__WHAT THE TASK REQUIRES__
Repeat each line exactly as it is written.

__DATASET ENTRIES__
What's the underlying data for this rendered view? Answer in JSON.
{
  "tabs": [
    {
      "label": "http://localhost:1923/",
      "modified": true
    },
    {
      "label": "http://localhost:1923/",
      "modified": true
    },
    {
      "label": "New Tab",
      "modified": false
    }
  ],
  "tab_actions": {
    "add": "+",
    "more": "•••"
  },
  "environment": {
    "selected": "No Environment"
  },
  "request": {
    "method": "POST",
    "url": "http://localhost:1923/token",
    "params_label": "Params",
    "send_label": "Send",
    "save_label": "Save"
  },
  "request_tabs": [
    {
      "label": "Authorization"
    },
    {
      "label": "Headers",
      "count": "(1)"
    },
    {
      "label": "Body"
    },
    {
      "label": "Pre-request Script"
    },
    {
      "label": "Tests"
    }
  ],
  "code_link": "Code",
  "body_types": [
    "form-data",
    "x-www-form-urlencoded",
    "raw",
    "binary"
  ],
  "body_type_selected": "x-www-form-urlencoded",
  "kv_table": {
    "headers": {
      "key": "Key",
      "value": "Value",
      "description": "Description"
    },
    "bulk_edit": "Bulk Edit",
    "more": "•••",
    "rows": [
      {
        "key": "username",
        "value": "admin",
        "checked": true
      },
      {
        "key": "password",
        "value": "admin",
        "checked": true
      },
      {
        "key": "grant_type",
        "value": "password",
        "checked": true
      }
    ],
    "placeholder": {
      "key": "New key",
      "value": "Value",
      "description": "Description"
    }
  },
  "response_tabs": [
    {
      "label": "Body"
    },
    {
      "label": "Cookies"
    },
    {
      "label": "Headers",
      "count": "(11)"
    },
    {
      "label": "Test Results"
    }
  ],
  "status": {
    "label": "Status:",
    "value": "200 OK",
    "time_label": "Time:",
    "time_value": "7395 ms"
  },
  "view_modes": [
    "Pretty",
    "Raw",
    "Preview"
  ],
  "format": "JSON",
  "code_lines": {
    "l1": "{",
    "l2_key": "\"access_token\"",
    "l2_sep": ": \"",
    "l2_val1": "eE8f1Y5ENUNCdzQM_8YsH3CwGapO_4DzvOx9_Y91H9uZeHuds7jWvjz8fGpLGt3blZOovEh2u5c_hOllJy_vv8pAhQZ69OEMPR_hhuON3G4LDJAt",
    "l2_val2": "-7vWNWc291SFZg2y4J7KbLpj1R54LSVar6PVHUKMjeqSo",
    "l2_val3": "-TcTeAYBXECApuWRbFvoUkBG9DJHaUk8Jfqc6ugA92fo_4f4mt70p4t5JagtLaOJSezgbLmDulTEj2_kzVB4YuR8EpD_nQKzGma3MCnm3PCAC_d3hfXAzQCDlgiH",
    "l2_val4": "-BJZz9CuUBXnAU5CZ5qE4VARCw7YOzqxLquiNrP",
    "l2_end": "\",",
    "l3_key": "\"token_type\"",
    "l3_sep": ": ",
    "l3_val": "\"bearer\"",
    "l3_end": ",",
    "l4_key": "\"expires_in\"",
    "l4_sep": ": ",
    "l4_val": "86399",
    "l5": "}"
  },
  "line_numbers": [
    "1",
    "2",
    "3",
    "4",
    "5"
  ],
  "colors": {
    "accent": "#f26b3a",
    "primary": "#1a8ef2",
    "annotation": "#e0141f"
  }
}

__SOLUTION__
What's the underlying data for this rendered view? Answer in JSON.
{
  "tabs": [
    {
      "label": "http://localhost:1923/",
      "modified": true
    },
    {
      "label": "http://localhost:1923/",
      "modified": true
    },
    {
      "label": "New Tab",
      "modified": false
    }
  ],
  "tab_actions": {
    "add": "+",
    "more": "•••"
  },
  "environment": {
    "selected": "No Environment"
  },
  "request": {
    "method": "POST",
    "url": "http://localhost:1923/token",
    "params_label": "Params",
    "send_label": "Send",
    "save_label": "Save"
  },
  "request_tabs": [
    {
      "label": "Authorization"
    },
    {
      "label": "Headers",
      "count": "(1)"
    },
    {
      "label": "Body"
    },
    {
      "label": "Pre-request Script"
    },
    {
      "label": "Tests"
    }
  ],
  "code_link": "Code",
  "body_types": [
    "form-data",
    "x-www-form-urlencoded",
    "raw",
    "binary"
  ],
  "body_type_selected": "x-www-form-urlencoded",
  "kv_table": {
    "headers": {
      "key": "Key",
      "value": "Value",
      "description": "Description"
    },
    "bulk_edit": "Bulk Edit",
    "more": "•••",
    "rows": [
      {
        "key": "username",
        "value": "admin",
        "checked": true
      },
      {
        "key": "password",
        "value": "admin",
        "checked": true
      },
      {
        "key": "grant_type",
        "value": "password",
        "checked": true
      }
    ],
    "placeholder": {
      "key": "New key",
      "value": "Value",
      "description": "Description"
    }
  },
  "response_tabs": [
    {
      "label": "Body"
    },
    {
      "label": "Cookies"
    },
    {
      "label": "Headers",
      "count": "(11)"
    },
    {
      "label": "Test Results"
    }
  ],
  "status": {
    "label": "Status:",
    "value": "200 OK",
    "time_label": "Time:",
    "time_value": "7395 ms"
  },
  "view_modes": [
    "Pretty",
    "Raw",
    "Preview"
  ],
  "format": "JSON",
  "code_lines": {
    "l1": "{",
    "l2_key": "\"access_token\"",
    "l2_sep": ": \"",
    "l2_val1": "eE8f1Y5ENUNCdzQM_8YsH3CwGapO_4DzvOx9_Y91H9uZeHuds7jWvjz8fGpLGt3blZOovEh2u5c_hOllJy_vv8pAhQZ69OEMPR_hhuON3G4LDJAt",
    "l2_val2": "-7vWNWc291SFZg2y4J7KbLpj1R54LSVar6PVHUKMjeqSo",
    "l2_val3": "-TcTeAYBXECApuWRbFvoUkBG9DJHaUk8Jfqc6ugA92fo_4f4mt70p4t5JagtLaOJSezgbLmDulTEj2_kzVB4YuR8EpD_nQKzGma3MCnm3PCAC_d3hfXAzQCDlgiH",
    "l2_val4": "-BJZz9CuUBXnAU5CZ5qE4VARCw7YOzqxLquiNrP",
    "l2_end": "\",",
    "l3_key": "\"token_type\"",
    "l3_sep": ": ",
    "l3_val": "\"bearer\"",
    "l3_end": ",",
    "l4_key": "\"expires_in\"",
    "l4_sep": ": ",
    "l4_val": "86399",
    "l5": "}"
  },
  "line_numbers": [
    "1",
    "2",
    "3",
    "4",
    "5"
  ],
  "colors": {
    "accent": "#f26b3a",
    "primary": "#1a8ef2",
    "annotation": "#e0141f"
  }
}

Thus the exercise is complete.